Go through the entries below and print each one exactly, leaving out pictures.

--- start ---

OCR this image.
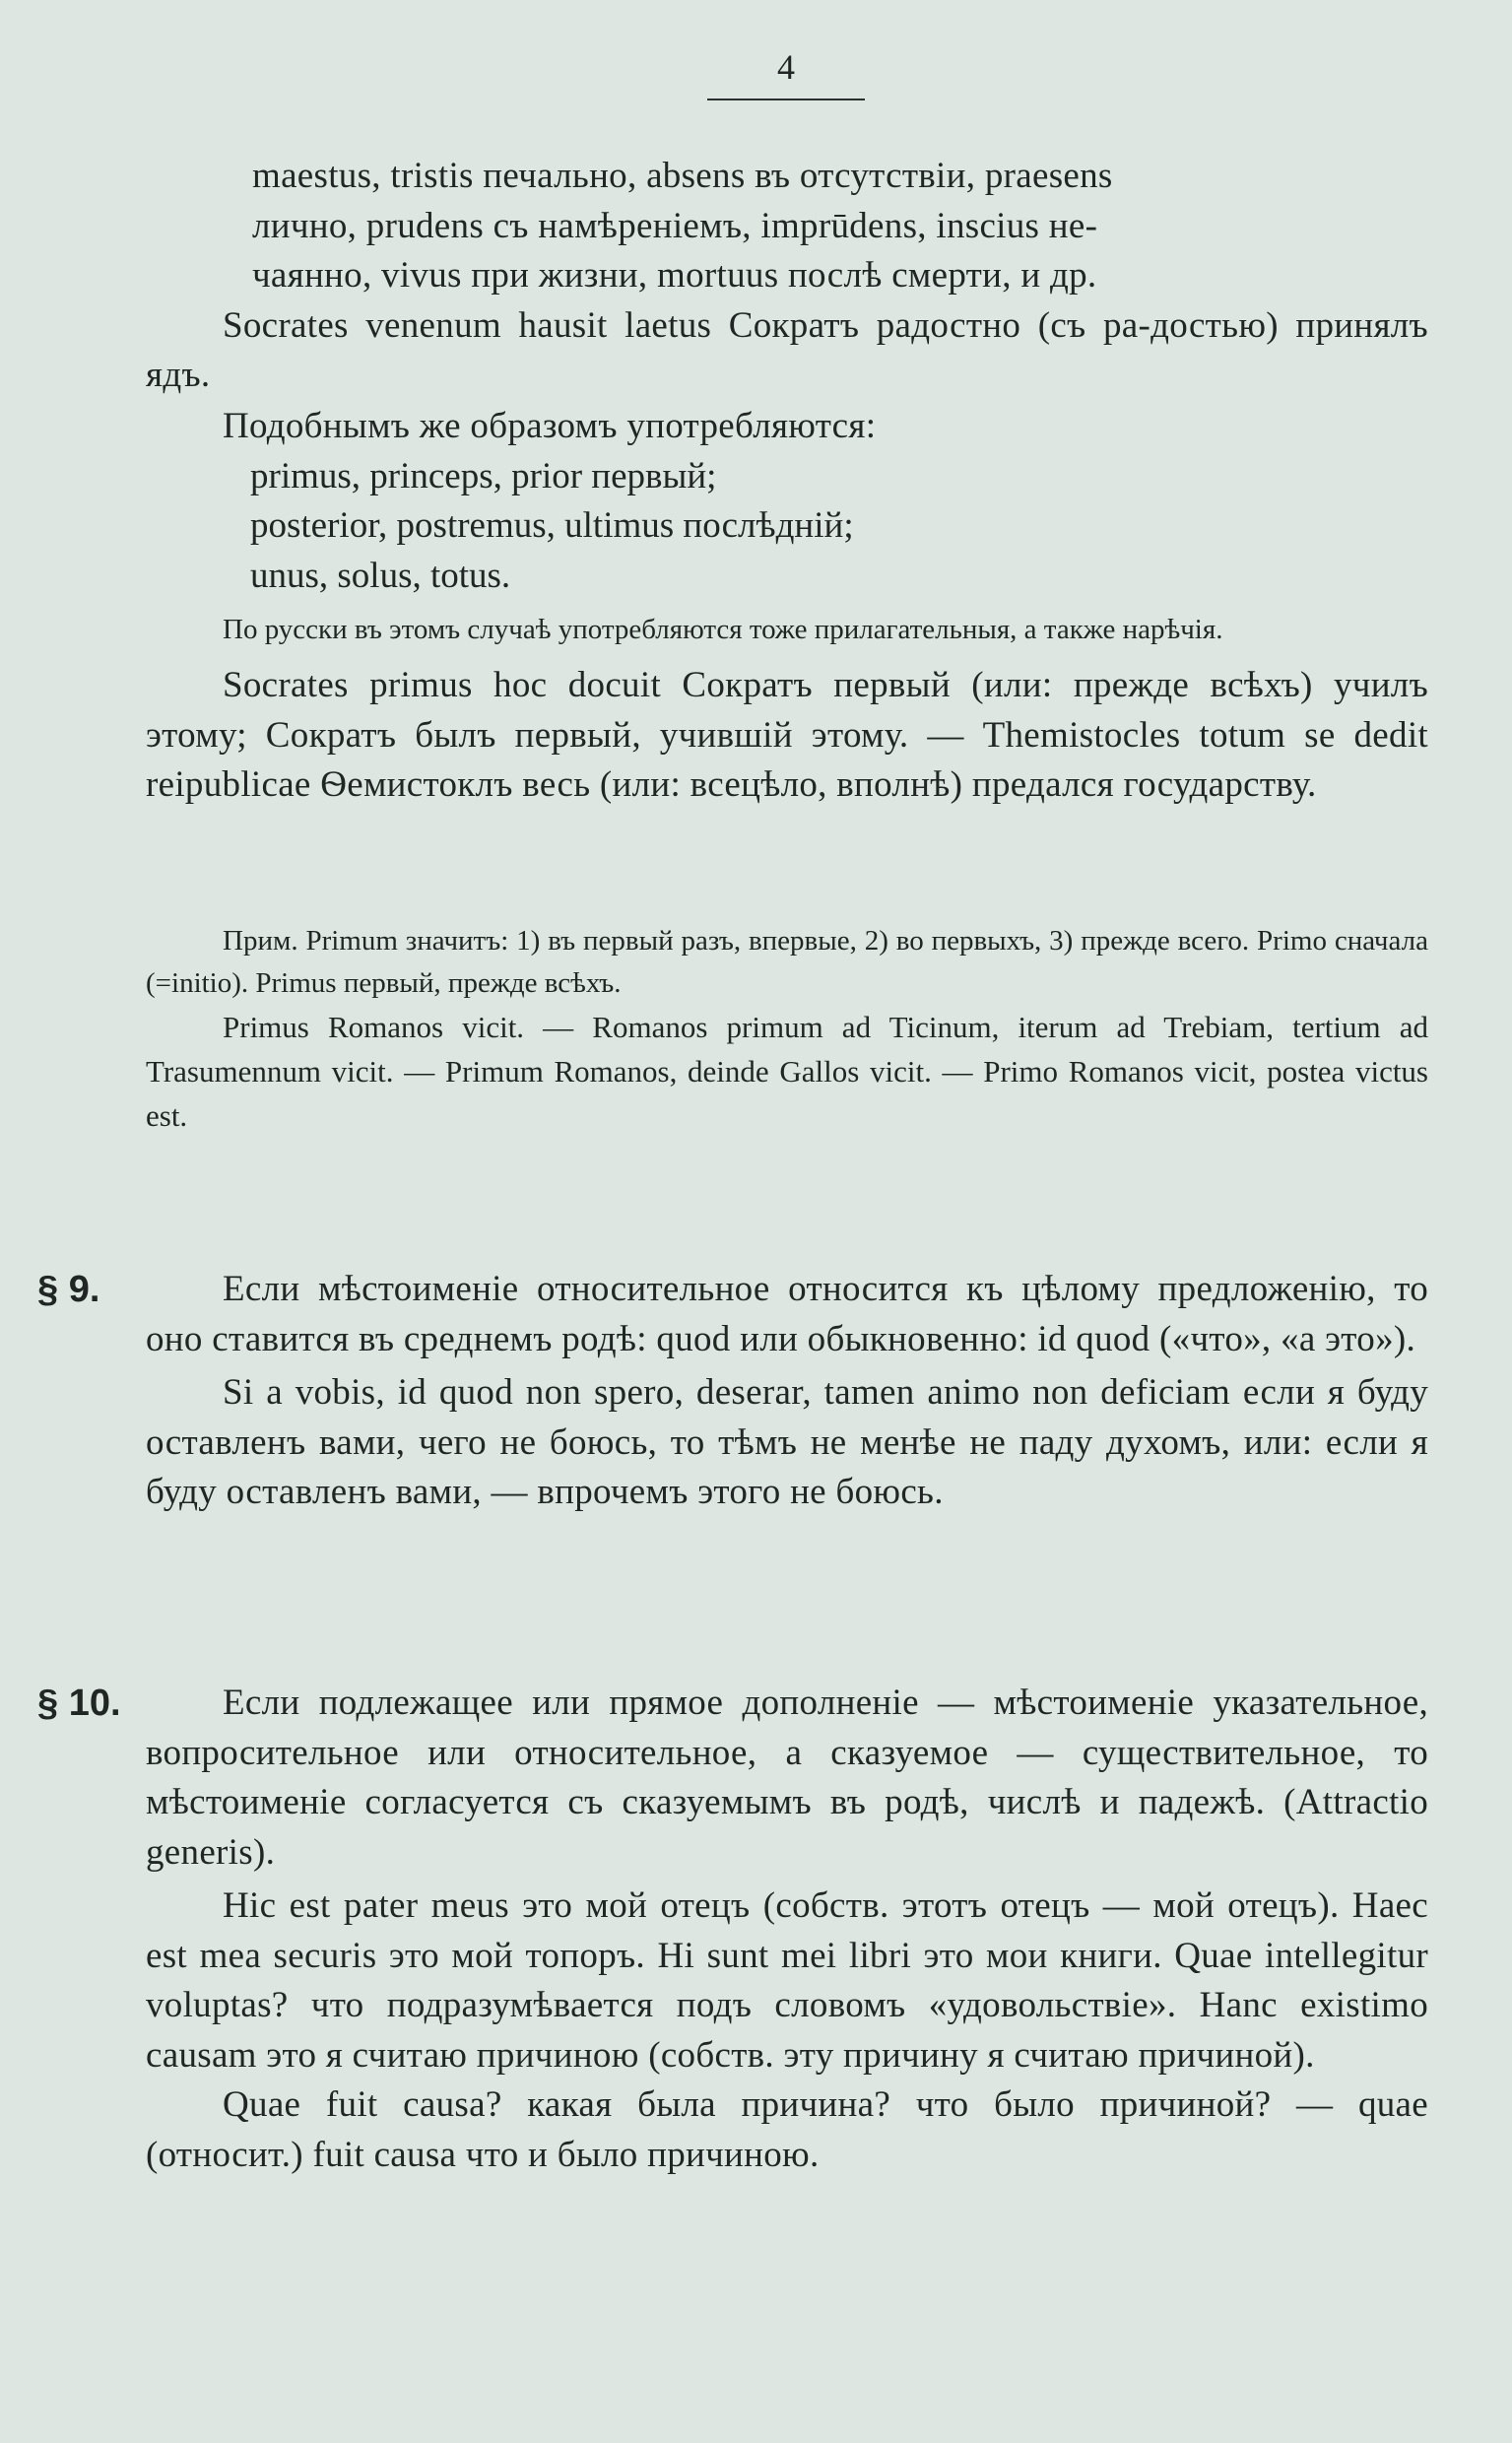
4

maestus, tristis печально, absens въ отсутствіи, praesens

лично, prudens съ намѣреніемъ, imprūdens, inscius не-

чаянно, vivus при жизни, mortuus послѣ смерти, и др.

Socrates venenum hausit laetus Сократъ радостно (съ ра-достью) принялъ ядъ.

Подобнымъ же образомъ употребляются:

primus, princeps, prior первый;

posterior, postremus, ultimus послѣдній;

unus, solus, totus.

По русски въ этомъ случаѣ употребляются тоже прилагательныя, а также нарѣчія.

Socrates primus hoc docuit Сократъ первый (или: прежде всѣхъ) училъ этому; Сократъ былъ первый, учившій этому. — Themistocles totum se dedit reipublicae Ѳемистоклъ весь (или: всецѣло, вполнѣ) предался государству.

Прим. Primum значитъ: 1) въ первый разъ, впервые, 2) во первыхъ, 3) прежде всего. Primo сначала (=initio). Primus первый, прежде всѣхъ.

Primus Romanos vicit. — Romanos primum ad Ticinum, iterum ad Trebiam, tertium ad Trasumennum vicit. — Primum Romanos, deinde Gallos vicit. — Primo Romanos vicit, postea victus est.

§ 9.	Если мѣстоименіе относительное относится къ цѣлому предложенію, то оно ставится въ среднемъ родѣ: quod или обыкновенно: id quod («что», «а это»).

Si a vobis, id quod non spero, deserar, tamen animo non deficiam если я буду оставленъ вами, чего не боюсь, то тѣмъ не менѣе не паду духомъ, или: если я буду оставленъ вами, — впрочемъ этого не боюсь.

§ 10.	Если подлежащее или прямое дополненіе — мѣстоименіе указательное, вопросительное или относительное, а сказуемое — существительное, то мѣстоименіе согласуется съ сказуемымъ въ родѣ, числѣ и падежѣ. (Attractio generis).

Hic est pater meus это мой отецъ (собств. этотъ отецъ — мой отецъ). Haec est mea securis это мой топоръ. Hi sunt mei libri это мои книги. Quae intellegitur voluptas? что подразумѣвается подъ словомъ «удовольствіе». Hanc existimo causam это я считаю причиною (собств. эту причину я считаю причиной).

Quae fuit causa? какая была причина? что было причиной? — quae (относит.) fuit causa что и было причиною.
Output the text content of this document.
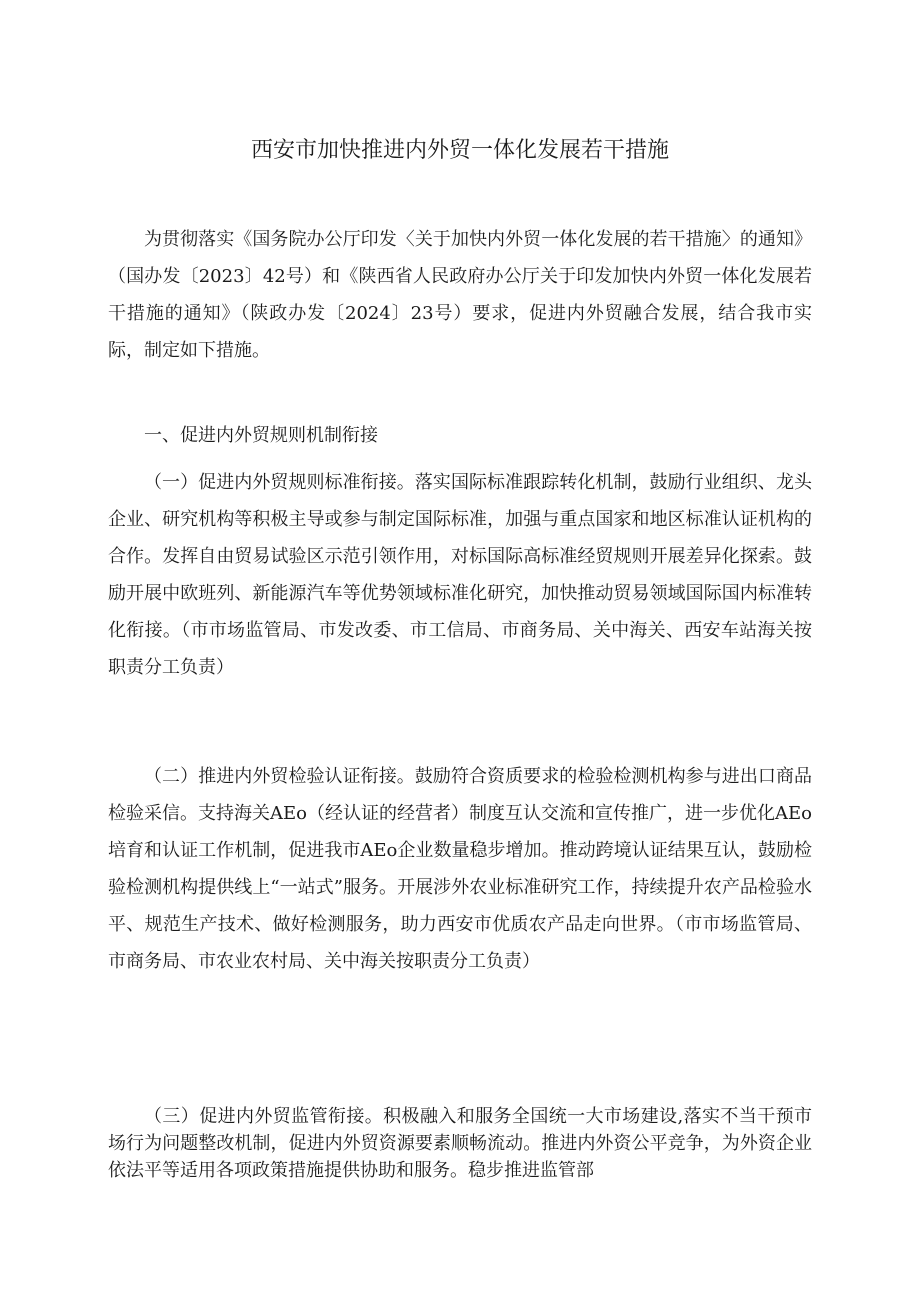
西安市加快推进内外贸一体化发展若干措施

为贯彻落实《国务院办公厅印发〈关于加快内外贸一体化发展的若干措施〉的通知》（国办发〔2023〕42号）和《陕西省人民政府办公厅关于印发加快内外贸一体化发展若干措施的通知》（陕政办发〔2024〕23号）要求，促进内外贸融合发展，结合我市实际，制定如下措施。

一、促进内外贸规则机制衔接

（一）促进内外贸规则标准衔接。落实国际标准跟踪转化机制，鼓励行业组织、龙头企业、研究机构等积极主导或参与制定国际标准，加强与重点国家和地区标准认证机构的合作。发挥自由贸易试验区示范引领作用，对标国际高标准经贸规则开展差异化探索。鼓励开展中欧班列、新能源汽车等优势领域标准化研究，加快推动贸易领域国际国内标准转化衔接。（市市场监管局、市发改委、市工信局、市商务局、关中海关、西安车站海关按职责分工负责）

（二）推进内外贸检验认证衔接。鼓励符合资质要求的检验检测机构参与进出口商品检验采信。支持海关AEo（经认证的经营者）制度互认交流和宣传推广，进一步优化AEo培育和认证工作机制，促进我市AEo企业数量稳步增加。推动跨境认证结果互认，鼓励检验检测机构提供线上“一站式”服务。开展涉外农业标准研究工作，持续提升农产品检验水平、规范生产技术、做好检测服务，助力西安市优质农产品走向世界。（市市场监管局、市商务局、市农业农村局、关中海关按职责分工负责）

（三）促进内外贸监管衔接。积极融入和服务全国统一大市场建设,落实不当干预市场行为问题整改机制，促进内外贸资源要素顺畅流动。推进内外资公平竞争，为外资企业依法平等适用各项政策措施提供协助和服务。稳步推进监管部
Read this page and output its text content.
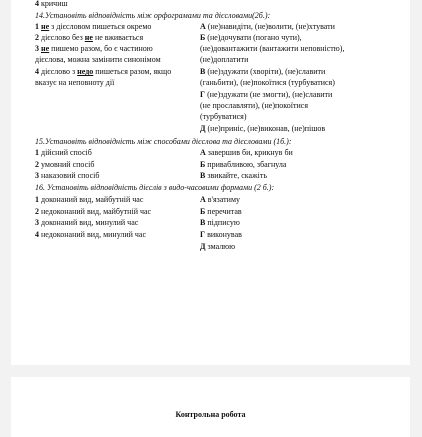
4 кричиш
14.Установіть відповідність між орфограмами та дієсловами(2б.):
1 не з дієсловом пишеться окремо
2 дієслово без не не вживається
3 не пишемо разом, бо є частиною
дієслова, можна замінити синонімом
4 дієслово з недо пишеться разом, якщо
вказує на неповноту дії
А (не)навидіти, (не)волити, (не)хтувати
Б (не)дочувати (погано чути),
(не)довантажити (вантажити неповністю),
(не)доплатити
В (не)здужати (хворіти), (не)славити
(ганьбити), (не)покоїтися (турбуватися)
Г (не)здужати (не змогти), (не)славити
(не прославляти), (не)покоїтися
(турбуватися)
Д (не)приніс, (не)виконав, (не)пішов
15.Установіть відповідність між способами дієслова та дієсловами (1б.):
1 дійсний спосіб
2 умовний спосіб
3 наказовий спосіб
А завершив би, крикнув би
Б привабливою, збагнула
В звикайте, скажіть
16. Установіть відповідність дієслів з видо-часовими формами (2 б.):
1 доконаний вид, майбутній час
2 недоконаний вид, майбутній час
3 доконаний вид, минулий час
4 недоконаний вид, минулий час
А в'язатиму
Б перечитав
В підписую
Г виконував
Д змалюю
Контрольна робота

--- end ---

Output for this exercise:
OCR this image.
4

maestus, tristis печально, absens въ отсутствіи, praesens

лично, prudens съ намѣреніемъ, imprūdens, inscius не-

чаянно, vivus при жизни, mortuus послѣ смерти, и др.

Socrates venenum hausit laetus Сократъ радостно (съ ра-достью) принялъ ядъ.

Подобнымъ же образомъ употребляются:

primus, princeps, prior первый;

posterior, postremus, ultimus послѣдній;

unus, solus, totus.

По русски въ этомъ случаѣ употребляются тоже прилагательныя, а также нарѣчія.

Socrates primus hoc docuit Сократъ первый (или: прежде всѣхъ) училъ этому; Сократъ былъ первый, учившій этому. — Themistocles totum se dedit reipublicae Ѳемистоклъ весь (или: всецѣло, вполнѣ) предался государству.

Прим. Primum значитъ: 1) въ первый разъ, впервые, 2) во первыхъ, 3) прежде всего. Primo сначала (=initio). Primus первый, прежде всѣхъ.

Primus Romanos vicit. — Romanos primum ad Ticinum, iterum ad Trebiam, tertium ad Trasumennum vicit. — Primum Romanos, deinde Gallos vicit. — Primo Romanos vicit, postea victus est.

§ 9.	Если мѣстоименіе относительное относится къ цѣлому предложенію, то оно ставится въ среднемъ родѣ: quod или обыкновенно: id quod («что», «а это»).

Si a vobis, id quod non spero, deserar, tamen animo non deficiam если я буду оставленъ вами, чего не боюсь, то тѣмъ не менѣе не паду духомъ, или: если я буду оставленъ вами, — впрочемъ этого не боюсь.

§ 10.	Если подлежащее или прямое дополненіе — мѣстоименіе указательное, вопросительное или относительное, а сказуемое — существительное, то мѣстоименіе согласуется съ сказуемымъ въ родѣ, числѣ и падежѣ. (Attractio generis).

Hic est pater meus это мой отецъ (собств. этотъ отецъ — мой отецъ). Haec est mea securis это мой топоръ. Hi sunt mei libri это мои книги. Quae intellegitur voluptas? что подразумѣвается подъ словомъ «удовольствіе». Hanc existimo causam это я считаю причиною (собств. эту причину я считаю причиной).

Quae fuit causa? какая была причина? что было причиной? — quae (относит.) fuit causa что и было причиною.
Output the text content of this document.
西安市加快推进内外贸一体化发展若干措施

为贯彻落实《国务院办公厅印发〈关于加快内外贸一体化发展的若干措施〉的通知》（国办发〔2023〕42号）和《陕西省人民政府办公厅关于印发加快内外贸一体化发展若干措施的通知》（陕政办发〔2024〕23号）要求，促进内外贸融合发展，结合我市实际，制定如下措施。

一、促进内外贸规则机制衔接

（一）促进内外贸规则标准衔接。落实国际标准跟踪转化机制，鼓励行业组织、龙头企业、研究机构等积极主导或参与制定国际标准，加强与重点国家和地区标准认证机构的合作。发挥自由贸易试验区示范引领作用，对标国际高标准经贸规则开展差异化探索。鼓励开展中欧班列、新能源汽车等优势领域标准化研究，加快推动贸易领域国际国内标准转化衔接。（市市场监管局、市发改委、市工信局、市商务局、关中海关、西安车站海关按职责分工负责）

（二）推进内外贸检验认证衔接。鼓励符合资质要求的检验检测机构参与进出口商品检验采信。支持海关AEo（经认证的经营者）制度互认交流和宣传推广，进一步优化AEo培育和认证工作机制，促进我市AEo企业数量稳步增加。推动跨境认证结果互认，鼓励检验检测机构提供线上“一站式”服务。开展涉外农业标准研究工作，持续提升农产品检验水平、规范生产技术、做好检测服务，助力西安市优质农产品走向世界。（市市场监管局、市商务局、市农业农村局、关中海关按职责分工负责）

（三）促进内外贸监管衔接。积极融入和服务全国统一大市场建设,落实不当干预市场行为问题整改机制，促进内外贸资源要素顺畅流动。推进内外资公平竞争，为外资企业依法平等适用各项政策措施提供协助和服务。稳步推进监管部
Read this page and output its text content.
4 кричиш
14.Установіть відповідність між орфограмами та дієсловами(2б.):
1 не з дієсловом пишеться окремо
2 дієслово без не не вживається
3 не пишемо разом, бо є частиною
дієслова, можна замінити синонімом
4 дієслово з недо пишеться разом, якщо
вказує на неповноту дії
А (не)навидіти, (не)волити, (не)хтувати
Б (не)дочувати (погано чути),
(не)довантажити (вантажити неповністю),
(не)доплатити
В (не)здужати (хворіти), (не)славити
(ганьбити), (не)покоїтися (турбуватися)
Г (не)здужати (не змогти), (не)славити
(не прославляти), (не)покоїтися
(турбуватися)
Д (не)приніс, (не)виконав, (не)пішов
15.Установіть відповідність між способами дієслова та дієсловами (1б.):
1 дійсний спосіб
2 умовний спосіб
3 наказовий спосіб
А завершив би, крикнув би
Б привабливою, збагнула
В звикайте, скажіть
16. Установіть відповідність дієслів з видо-часовими формами (2 б.):
1 доконаний вид, майбутній час
2 недоконаний вид, майбутній час
3 доконаний вид, минулий час
4 недоконаний вид, минулий час
А в'язатиму
Б перечитав
В підписую
Г виконував
Д змалюю
Контрольна робота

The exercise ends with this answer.